__Data extract__.
....

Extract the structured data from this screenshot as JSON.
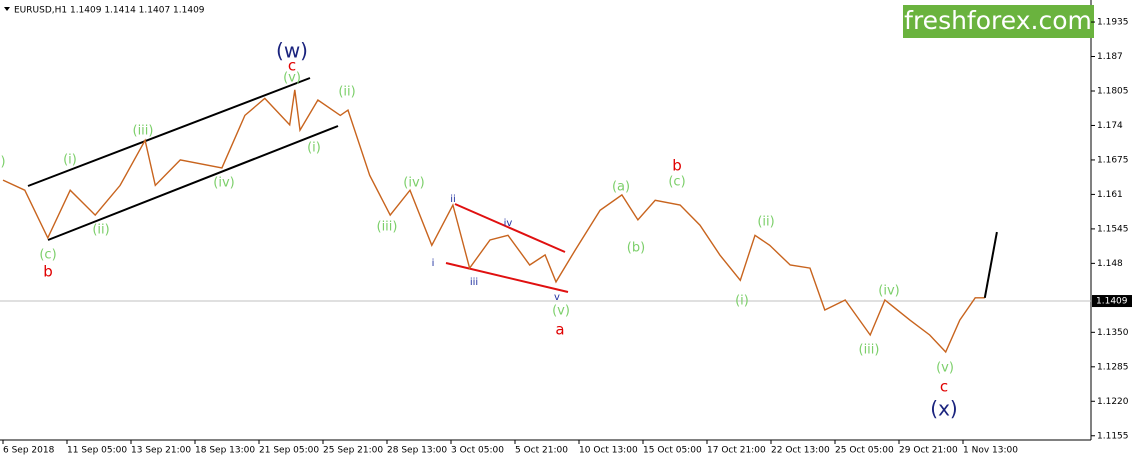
{
  "header": "EURUSD,H1  1.1409 1.1414 1.1407 1.1409",
  "logo": "freshforex.com",
  "chart_data": {
    "type": "line",
    "x": [
      0,
      3.4,
      7.0,
      10.5,
      14.4,
      18.3,
      22.2,
      23.8,
      27.7,
      34.2,
      37.8,
      40.9,
      44.8,
      45.6,
      46.4,
      49.2,
      52.7,
      53.9,
      57.3,
      60.5,
      63.6,
      67.0,
      70.3,
      72.9,
      76.1,
      78.9,
      82.3,
      84.7,
      86.4,
      89.4,
      93.3,
      96.7,
      99.2,
      101.9,
      105.8,
      108.9,
      112.0,
      115.2,
      117.5,
      119.8,
      123.0,
      126.1,
      128.4,
      131.6,
      135.5,
      137.8,
      141.7,
      144.8,
      147.3,
      149.5,
      151.9,
      153.4,
      155.3
    ],
    "series": [
      {
        "color": "#c8641e",
        "values": [
          1.1637,
          1.1618,
          1.1528,
          1.1618,
          1.1571,
          1.1627,
          1.1712,
          1.1627,
          1.1675,
          1.166,
          1.1759,
          1.1791,
          1.1741,
          1.1807,
          1.1731,
          1.1788,
          1.1759,
          1.1769,
          1.1646,
          1.1571,
          1.1618,
          1.1514,
          1.159,
          1.1471,
          1.1524,
          1.1533,
          1.1477,
          1.1496,
          1.1445,
          1.1505,
          1.158,
          1.1609,
          1.1562,
          1.1599,
          1.159,
          1.1552,
          1.1496,
          1.1448,
          1.1533,
          1.1514,
          1.1477,
          1.1471,
          1.1392,
          1.1411,
          1.1345,
          1.1411,
          1.1373,
          1.1345,
          1.1313,
          1.1373,
          1.1415,
          1.1415,
          null
        ]
      },
      {
        "color": "#000000",
        "values": [
          null,
          null,
          null,
          null,
          null,
          null,
          null,
          null,
          null,
          null,
          null,
          null,
          null,
          null,
          null,
          null,
          null,
          null,
          null,
          null,
          null,
          null,
          null,
          null,
          null,
          null,
          null,
          null,
          null,
          null,
          null,
          null,
          null,
          null,
          null,
          null,
          null,
          null,
          null,
          null,
          null,
          null,
          null,
          null,
          null,
          null,
          null,
          null,
          null,
          null,
          null,
          1.1415,
          1.1539
        ]
      }
    ],
    "last_price": 1.1409,
    "xlim": [
      0,
      170
    ],
    "ylim": [
      1.1147,
      1.1969
    ],
    "xticks": [
      {
        "value": 0,
        "label": "6 Sep 2018"
      },
      {
        "value": 10,
        "label": "11 Sep 05:00"
      },
      {
        "value": 20,
        "label": "13 Sep 21:00"
      },
      {
        "value": 30,
        "label": "18 Sep 13:00"
      },
      {
        "value": 40,
        "label": "21 Sep 05:00"
      },
      {
        "value": 50,
        "label": "25 Sep 21:00"
      },
      {
        "value": 60,
        "label": "28 Sep 13:00"
      },
      {
        "value": 70,
        "label": "3 Oct 05:00"
      },
      {
        "value": 80,
        "label": "5 Oct 21:00"
      },
      {
        "value": 90,
        "label": "10 Oct 13:00"
      },
      {
        "value": 100,
        "label": "15 Oct 05:00"
      },
      {
        "value": 110,
        "label": "17 Oct 21:00"
      },
      {
        "value": 120,
        "label": "22 Oct 13:00"
      },
      {
        "value": 130,
        "label": "25 Oct 05:00"
      },
      {
        "value": 140,
        "label": "29 Oct 21:00"
      },
      {
        "value": 150,
        "label": "1 Nov 13:00"
      }
    ],
    "yticks": [
      1.1155,
      {
        "value": 1.122,
        "label": "1.1220"
      },
      1.1285,
      {
        "value": 1.135,
        "label": "1.1350"
      },
      1.148,
      1.1545,
      1.161,
      1.1675,
      1.174,
      1.1805,
      1.187,
      1.1935
    ],
    "annotations": [
      {
        "color": "#7ccf6a",
        "labels": [
          ")",
          "(i)",
          "(ii)",
          "(iii)",
          "(iv)",
          "(v)",
          "(c)",
          "(i)",
          "(ii)",
          "(iii)",
          "(iv)",
          "(v)",
          "(a)",
          "(b)",
          "(c)",
          "(i)",
          "(ii)",
          "(iii)",
          "(iv)",
          "(v)"
        ]
      },
      {
        "color": "#e00000",
        "labels": [
          "b",
          "c",
          "a",
          "b",
          "c"
        ]
      },
      {
        "color": "#1a237e",
        "labels": [
          "(w)",
          "(x)"
        ]
      },
      {
        "color": "#2030a0",
        "labels": [
          "i",
          "ii",
          "iii",
          "iv",
          "v"
        ]
      }
    ]
  }
}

....

__Task to complete__. Look through the data above. Each line containing the word "color" needs to be copied.

__Result__.
        "color": "#c8641e",
        "color": "#000000",
        "color": "#7ccf6a",
        "color": "#e00000",
        "color": "#1a237e",
        "color": "#2030a0",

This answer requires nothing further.